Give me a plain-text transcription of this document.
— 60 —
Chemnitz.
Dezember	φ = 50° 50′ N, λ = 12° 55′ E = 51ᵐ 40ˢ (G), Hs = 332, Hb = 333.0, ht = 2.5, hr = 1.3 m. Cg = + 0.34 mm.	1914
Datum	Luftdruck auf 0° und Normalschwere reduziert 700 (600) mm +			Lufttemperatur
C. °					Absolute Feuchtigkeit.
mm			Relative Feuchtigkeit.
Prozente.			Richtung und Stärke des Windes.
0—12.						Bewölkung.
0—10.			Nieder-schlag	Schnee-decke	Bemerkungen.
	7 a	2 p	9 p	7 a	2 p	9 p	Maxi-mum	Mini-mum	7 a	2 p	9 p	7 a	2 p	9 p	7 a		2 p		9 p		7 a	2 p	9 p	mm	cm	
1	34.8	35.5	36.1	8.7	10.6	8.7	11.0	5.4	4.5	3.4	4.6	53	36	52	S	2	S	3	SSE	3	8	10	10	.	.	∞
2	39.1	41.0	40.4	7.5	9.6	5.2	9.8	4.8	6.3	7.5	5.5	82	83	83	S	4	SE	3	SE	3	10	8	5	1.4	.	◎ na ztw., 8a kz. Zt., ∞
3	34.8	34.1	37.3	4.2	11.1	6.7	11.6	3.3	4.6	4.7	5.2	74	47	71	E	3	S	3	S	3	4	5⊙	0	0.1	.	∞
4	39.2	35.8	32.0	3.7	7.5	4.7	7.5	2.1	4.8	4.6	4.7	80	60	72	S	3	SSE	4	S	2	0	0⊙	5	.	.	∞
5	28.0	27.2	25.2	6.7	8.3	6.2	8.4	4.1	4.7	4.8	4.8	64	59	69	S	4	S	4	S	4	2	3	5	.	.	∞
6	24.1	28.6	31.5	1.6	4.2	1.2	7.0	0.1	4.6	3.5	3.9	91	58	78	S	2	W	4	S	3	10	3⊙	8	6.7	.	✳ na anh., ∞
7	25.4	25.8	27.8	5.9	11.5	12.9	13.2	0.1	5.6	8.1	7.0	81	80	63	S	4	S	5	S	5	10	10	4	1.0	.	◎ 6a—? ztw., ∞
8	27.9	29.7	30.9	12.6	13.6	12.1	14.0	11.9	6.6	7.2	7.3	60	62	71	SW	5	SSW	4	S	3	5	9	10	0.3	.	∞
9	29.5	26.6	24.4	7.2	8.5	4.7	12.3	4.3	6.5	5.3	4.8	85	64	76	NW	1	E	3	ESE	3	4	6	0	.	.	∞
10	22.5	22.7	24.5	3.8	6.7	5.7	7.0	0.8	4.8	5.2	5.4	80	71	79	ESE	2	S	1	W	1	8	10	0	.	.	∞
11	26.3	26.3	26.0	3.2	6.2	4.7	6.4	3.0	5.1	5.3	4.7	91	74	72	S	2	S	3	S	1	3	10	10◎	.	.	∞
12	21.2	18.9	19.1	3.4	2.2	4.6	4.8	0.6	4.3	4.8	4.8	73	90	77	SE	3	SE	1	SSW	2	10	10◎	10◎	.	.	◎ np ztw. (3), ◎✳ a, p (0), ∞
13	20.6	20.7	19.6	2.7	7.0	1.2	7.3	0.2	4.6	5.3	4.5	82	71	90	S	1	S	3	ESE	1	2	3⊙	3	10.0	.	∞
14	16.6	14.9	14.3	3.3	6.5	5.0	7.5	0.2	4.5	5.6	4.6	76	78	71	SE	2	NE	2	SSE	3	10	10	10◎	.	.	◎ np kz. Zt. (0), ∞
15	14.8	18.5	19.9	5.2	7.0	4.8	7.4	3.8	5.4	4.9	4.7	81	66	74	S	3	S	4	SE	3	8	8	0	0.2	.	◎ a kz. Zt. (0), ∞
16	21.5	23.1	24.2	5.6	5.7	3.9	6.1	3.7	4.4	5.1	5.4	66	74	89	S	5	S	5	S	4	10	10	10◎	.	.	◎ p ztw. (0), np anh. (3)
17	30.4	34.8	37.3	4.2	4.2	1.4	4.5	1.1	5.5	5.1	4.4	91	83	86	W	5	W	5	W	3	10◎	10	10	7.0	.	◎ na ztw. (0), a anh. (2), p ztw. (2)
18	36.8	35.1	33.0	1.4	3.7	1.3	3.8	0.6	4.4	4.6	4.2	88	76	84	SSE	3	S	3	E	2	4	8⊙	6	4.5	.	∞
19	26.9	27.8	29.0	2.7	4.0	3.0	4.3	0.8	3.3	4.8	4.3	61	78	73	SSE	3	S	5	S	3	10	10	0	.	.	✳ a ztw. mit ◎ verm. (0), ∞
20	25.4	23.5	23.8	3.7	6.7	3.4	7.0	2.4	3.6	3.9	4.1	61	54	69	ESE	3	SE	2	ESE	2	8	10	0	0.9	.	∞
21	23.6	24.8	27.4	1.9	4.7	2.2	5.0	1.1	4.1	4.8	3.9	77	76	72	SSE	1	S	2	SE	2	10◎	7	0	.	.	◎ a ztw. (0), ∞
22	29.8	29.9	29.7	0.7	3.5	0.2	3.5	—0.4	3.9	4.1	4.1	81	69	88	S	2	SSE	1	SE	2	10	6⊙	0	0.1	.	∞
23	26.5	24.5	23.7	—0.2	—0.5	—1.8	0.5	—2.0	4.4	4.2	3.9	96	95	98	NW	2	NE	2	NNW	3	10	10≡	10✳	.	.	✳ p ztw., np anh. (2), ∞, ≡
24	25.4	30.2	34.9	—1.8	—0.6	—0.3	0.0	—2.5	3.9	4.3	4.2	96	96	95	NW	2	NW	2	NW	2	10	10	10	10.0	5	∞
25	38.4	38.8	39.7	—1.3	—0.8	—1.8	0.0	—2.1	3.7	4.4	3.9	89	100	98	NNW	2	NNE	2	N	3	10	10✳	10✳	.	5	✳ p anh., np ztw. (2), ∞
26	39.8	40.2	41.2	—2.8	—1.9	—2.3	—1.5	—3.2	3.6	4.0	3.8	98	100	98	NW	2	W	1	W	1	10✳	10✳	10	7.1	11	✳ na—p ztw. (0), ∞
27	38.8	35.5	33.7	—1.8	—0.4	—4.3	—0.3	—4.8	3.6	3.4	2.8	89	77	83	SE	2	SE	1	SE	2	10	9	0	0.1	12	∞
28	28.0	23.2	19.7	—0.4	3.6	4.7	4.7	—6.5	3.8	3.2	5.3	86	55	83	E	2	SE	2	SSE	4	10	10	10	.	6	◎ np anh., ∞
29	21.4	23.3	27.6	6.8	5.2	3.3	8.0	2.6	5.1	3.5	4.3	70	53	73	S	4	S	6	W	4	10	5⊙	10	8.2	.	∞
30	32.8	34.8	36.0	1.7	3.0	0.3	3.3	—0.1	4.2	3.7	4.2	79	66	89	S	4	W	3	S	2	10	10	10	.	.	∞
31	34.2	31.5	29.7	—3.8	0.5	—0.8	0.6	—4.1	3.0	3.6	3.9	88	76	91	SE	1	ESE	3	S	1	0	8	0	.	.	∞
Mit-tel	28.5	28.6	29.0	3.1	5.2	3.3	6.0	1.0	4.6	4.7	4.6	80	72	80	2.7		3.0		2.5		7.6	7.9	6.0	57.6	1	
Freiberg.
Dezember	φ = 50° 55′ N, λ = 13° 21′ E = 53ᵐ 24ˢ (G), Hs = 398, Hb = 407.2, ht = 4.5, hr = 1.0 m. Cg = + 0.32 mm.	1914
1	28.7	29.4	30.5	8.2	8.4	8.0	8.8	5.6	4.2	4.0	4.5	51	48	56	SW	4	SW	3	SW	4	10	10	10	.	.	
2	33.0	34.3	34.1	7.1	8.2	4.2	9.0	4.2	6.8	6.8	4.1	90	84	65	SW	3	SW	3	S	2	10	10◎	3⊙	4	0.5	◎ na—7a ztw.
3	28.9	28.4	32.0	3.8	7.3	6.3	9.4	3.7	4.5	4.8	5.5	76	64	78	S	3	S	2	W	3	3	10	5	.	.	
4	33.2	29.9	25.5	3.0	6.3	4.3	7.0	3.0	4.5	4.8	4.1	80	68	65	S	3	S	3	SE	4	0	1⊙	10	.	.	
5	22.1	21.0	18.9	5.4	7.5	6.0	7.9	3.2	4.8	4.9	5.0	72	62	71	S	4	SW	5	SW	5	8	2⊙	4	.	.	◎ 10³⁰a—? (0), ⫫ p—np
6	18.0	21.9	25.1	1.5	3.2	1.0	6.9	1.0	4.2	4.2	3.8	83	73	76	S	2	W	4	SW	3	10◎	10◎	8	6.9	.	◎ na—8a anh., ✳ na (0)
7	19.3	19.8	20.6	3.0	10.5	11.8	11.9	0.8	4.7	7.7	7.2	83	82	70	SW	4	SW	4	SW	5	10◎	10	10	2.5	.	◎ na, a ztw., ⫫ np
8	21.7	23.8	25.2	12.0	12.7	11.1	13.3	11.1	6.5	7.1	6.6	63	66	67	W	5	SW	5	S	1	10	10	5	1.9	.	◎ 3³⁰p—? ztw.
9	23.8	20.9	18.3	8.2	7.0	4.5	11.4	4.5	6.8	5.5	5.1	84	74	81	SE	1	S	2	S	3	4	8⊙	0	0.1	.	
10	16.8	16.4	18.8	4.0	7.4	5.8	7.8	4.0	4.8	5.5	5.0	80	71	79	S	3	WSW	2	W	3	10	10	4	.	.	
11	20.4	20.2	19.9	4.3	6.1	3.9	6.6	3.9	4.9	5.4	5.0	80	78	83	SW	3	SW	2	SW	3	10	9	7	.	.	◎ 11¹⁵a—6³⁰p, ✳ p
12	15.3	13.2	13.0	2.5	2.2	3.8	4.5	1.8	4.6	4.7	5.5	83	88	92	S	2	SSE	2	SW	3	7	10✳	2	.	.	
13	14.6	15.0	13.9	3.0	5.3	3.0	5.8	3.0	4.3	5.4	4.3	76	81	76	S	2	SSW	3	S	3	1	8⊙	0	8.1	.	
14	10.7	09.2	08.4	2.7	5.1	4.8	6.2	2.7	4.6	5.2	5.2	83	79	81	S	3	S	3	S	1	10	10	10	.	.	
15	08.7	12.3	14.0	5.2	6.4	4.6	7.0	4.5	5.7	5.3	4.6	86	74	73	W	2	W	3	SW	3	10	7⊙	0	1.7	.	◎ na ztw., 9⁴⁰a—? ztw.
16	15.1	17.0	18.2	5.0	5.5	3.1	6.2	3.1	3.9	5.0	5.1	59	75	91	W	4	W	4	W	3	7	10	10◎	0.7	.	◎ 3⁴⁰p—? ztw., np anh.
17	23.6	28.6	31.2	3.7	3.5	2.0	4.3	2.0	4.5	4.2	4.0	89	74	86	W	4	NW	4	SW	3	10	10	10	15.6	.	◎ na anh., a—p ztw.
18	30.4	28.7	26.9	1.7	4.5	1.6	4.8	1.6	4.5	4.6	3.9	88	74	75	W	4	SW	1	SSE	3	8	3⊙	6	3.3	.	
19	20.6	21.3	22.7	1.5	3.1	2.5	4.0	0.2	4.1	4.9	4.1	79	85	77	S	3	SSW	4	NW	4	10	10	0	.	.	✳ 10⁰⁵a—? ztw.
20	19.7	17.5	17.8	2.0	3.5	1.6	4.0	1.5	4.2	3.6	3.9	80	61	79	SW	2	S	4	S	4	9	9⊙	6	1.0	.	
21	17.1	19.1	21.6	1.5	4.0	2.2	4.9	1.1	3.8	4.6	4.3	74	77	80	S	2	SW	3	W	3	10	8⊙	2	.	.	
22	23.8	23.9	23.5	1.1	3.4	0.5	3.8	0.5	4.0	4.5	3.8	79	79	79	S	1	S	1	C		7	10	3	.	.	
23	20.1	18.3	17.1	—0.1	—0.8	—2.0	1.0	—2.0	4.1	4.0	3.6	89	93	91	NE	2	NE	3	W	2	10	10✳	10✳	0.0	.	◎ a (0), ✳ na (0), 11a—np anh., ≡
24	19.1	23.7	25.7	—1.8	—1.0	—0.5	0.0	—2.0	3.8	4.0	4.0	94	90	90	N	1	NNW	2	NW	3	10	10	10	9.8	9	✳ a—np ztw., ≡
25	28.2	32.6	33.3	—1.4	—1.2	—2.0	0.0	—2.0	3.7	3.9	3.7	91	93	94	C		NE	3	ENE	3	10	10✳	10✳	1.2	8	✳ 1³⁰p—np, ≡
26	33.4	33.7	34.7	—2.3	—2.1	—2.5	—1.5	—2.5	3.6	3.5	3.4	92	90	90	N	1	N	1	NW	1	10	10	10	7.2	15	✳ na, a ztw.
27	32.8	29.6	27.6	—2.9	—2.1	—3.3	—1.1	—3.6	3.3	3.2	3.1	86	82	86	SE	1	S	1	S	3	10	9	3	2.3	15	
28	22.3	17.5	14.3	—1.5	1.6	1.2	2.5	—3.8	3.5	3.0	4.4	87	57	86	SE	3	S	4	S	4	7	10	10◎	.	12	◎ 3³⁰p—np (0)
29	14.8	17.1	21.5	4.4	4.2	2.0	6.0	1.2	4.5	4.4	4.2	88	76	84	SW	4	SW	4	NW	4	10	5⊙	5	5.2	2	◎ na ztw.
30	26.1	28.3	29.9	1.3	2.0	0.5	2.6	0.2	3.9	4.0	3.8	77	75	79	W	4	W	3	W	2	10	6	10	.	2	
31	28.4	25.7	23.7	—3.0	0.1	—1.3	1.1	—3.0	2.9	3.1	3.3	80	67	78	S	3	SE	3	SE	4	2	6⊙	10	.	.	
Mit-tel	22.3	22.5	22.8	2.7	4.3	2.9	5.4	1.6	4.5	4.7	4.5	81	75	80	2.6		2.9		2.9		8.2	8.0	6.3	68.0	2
* * * * *
● Problem description
Only a number is wanted: how many lines of the material include the word "Dezember".

● Expected output
2